Work to complete
In the entries below, find every line with "date" and copy it.

Records for processing
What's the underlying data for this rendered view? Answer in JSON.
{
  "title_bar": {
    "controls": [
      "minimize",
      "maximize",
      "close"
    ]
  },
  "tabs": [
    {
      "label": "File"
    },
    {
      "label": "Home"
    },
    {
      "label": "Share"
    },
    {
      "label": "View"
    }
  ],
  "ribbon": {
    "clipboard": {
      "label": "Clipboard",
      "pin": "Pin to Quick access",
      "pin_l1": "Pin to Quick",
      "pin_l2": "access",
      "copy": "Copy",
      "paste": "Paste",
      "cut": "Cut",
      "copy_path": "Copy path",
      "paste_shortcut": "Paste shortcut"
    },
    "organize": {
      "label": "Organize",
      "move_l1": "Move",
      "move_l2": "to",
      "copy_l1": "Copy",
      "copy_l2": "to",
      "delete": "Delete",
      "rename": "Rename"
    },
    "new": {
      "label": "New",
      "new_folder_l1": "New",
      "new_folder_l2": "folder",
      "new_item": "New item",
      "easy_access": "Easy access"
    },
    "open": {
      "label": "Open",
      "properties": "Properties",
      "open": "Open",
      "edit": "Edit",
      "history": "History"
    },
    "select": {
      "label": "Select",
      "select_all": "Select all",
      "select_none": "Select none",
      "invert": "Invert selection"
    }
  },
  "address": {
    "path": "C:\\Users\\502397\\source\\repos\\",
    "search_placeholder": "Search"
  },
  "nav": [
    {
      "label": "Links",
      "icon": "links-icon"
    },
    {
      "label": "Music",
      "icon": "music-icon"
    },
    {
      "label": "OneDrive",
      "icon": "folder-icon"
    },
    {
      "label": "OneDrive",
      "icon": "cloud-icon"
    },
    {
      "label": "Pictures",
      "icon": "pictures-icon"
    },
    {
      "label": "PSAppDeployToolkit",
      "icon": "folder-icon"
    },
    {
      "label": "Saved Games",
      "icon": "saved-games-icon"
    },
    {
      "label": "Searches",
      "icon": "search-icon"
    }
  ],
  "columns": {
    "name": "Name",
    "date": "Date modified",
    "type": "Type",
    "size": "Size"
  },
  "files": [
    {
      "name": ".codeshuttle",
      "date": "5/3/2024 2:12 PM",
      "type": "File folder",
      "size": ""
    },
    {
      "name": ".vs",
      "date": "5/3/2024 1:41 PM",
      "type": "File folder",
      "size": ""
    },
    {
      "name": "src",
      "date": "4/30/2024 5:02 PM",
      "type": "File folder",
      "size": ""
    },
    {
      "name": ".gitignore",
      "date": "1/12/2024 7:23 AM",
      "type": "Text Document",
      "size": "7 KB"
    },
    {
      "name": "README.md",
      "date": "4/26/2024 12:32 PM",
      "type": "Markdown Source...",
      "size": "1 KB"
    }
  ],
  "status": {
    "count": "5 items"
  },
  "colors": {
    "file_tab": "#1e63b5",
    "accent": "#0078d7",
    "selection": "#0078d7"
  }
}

Answer to the task
    "date": "Date modified",
      "date": "5/3/2024 2:12 PM",
      "date": "5/3/2024 1:41 PM",
      "date": "4/30/2024 5:02 PM",
      "date": "1/12/2024 7:23 AM",
      "date": "4/26/2024 12:32 PM",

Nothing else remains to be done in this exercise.